■ PROBLEM DETAILS:
Please repeat, word for word, the items from the line with "I need the location" to the line with "Text: O: O [171, 140, 179, 151]", both of those lines included.

■ DATA RECORDS:
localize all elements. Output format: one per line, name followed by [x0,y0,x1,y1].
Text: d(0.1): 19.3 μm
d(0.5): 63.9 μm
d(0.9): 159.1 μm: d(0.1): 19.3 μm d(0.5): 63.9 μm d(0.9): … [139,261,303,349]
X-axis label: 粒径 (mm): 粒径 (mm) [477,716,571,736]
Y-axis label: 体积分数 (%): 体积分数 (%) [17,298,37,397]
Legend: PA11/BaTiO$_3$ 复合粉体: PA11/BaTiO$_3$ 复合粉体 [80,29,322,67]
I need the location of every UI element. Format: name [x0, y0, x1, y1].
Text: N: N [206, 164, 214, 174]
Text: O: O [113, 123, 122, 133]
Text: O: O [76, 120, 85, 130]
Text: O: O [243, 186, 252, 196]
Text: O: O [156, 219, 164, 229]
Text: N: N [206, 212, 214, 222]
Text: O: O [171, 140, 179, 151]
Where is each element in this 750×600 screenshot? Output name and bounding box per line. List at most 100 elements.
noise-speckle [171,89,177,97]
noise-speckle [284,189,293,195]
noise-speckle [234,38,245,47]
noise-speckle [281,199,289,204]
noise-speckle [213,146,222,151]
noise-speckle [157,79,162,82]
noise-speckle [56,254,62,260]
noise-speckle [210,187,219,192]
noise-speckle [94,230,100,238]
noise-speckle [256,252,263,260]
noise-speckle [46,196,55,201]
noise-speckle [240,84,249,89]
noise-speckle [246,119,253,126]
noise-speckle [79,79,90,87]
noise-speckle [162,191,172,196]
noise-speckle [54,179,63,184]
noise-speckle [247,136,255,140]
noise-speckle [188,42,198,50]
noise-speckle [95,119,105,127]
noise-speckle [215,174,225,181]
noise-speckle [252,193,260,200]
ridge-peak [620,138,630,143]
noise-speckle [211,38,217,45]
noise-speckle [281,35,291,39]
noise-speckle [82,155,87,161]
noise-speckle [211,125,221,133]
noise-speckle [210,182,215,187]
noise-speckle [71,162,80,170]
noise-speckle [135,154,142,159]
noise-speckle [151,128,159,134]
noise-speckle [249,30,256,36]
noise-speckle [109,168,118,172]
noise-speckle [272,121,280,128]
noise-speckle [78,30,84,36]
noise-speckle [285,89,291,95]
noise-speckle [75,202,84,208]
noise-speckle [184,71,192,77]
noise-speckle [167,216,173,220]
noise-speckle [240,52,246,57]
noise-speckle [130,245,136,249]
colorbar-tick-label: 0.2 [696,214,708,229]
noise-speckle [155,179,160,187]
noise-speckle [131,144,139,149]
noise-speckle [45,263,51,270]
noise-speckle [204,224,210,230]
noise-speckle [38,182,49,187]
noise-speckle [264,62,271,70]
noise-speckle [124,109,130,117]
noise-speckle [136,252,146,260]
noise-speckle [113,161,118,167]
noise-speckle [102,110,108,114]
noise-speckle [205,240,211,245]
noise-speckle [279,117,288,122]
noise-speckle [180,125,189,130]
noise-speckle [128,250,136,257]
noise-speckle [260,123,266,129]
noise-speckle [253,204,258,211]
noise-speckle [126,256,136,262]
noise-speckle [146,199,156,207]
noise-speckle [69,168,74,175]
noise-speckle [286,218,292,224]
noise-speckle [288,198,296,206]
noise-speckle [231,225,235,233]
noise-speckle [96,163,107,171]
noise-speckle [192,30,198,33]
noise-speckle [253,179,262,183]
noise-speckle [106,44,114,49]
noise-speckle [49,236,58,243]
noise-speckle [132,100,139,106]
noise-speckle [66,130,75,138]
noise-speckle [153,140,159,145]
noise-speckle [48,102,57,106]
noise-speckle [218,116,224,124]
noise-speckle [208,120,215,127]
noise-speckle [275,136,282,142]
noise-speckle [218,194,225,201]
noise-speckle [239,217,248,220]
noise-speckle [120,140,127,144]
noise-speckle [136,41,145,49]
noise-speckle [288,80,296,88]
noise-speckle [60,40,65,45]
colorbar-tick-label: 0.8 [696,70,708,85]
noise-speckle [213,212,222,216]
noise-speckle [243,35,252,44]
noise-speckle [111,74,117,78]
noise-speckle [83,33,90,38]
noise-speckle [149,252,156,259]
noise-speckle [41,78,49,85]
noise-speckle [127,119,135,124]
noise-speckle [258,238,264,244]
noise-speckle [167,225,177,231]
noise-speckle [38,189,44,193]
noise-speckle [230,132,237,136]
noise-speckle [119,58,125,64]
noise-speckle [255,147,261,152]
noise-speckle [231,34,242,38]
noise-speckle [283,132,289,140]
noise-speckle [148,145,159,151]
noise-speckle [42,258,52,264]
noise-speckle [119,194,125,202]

--

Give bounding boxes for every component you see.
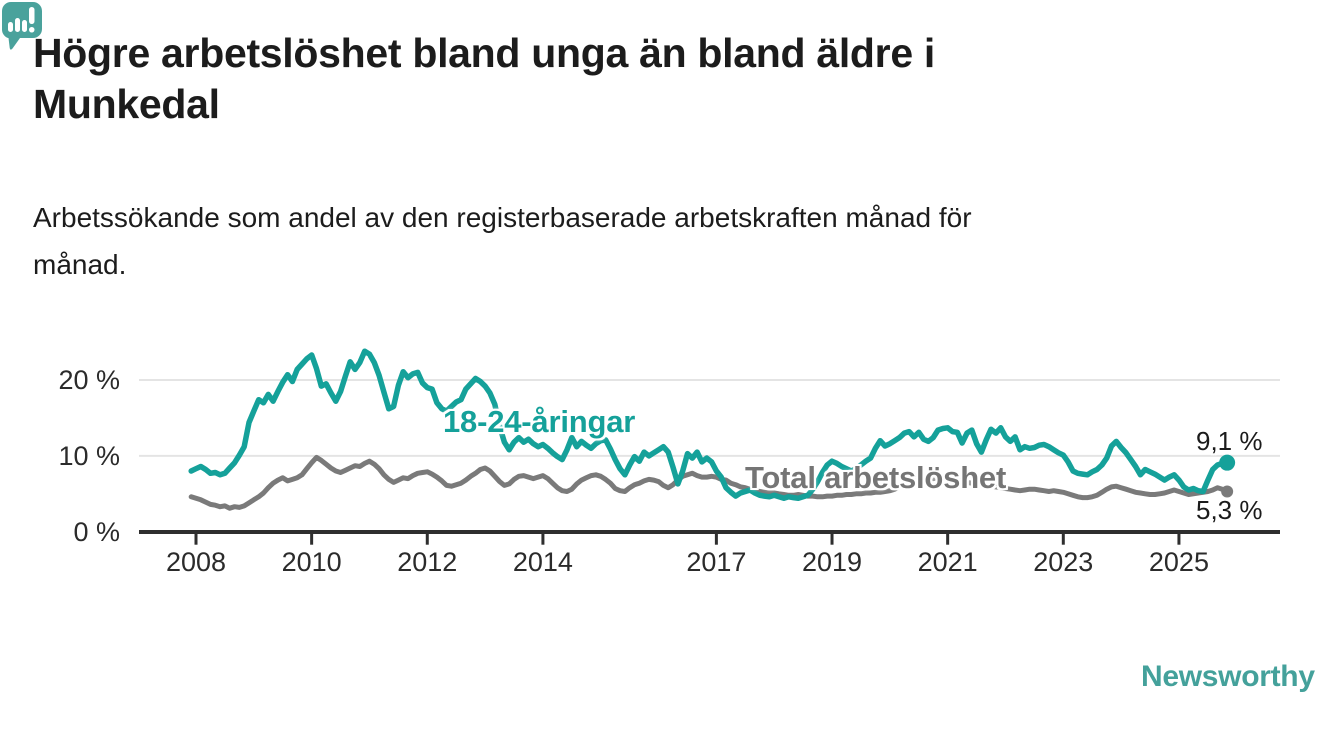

■ ANSWER FOR THE TASK:
I need the location of every UI element. Format: name [x0, y0, x1, y1].
Text: N: N [206, 164, 214, 174]
Text: O: O [113, 123, 122, 133]
Text: O: O [76, 120, 85, 130]
Text: O: O [243, 186, 252, 196]
Text: O: O [156, 219, 164, 229]
Text: N: N [206, 212, 214, 222]
Text: O: O [171, 140, 179, 151]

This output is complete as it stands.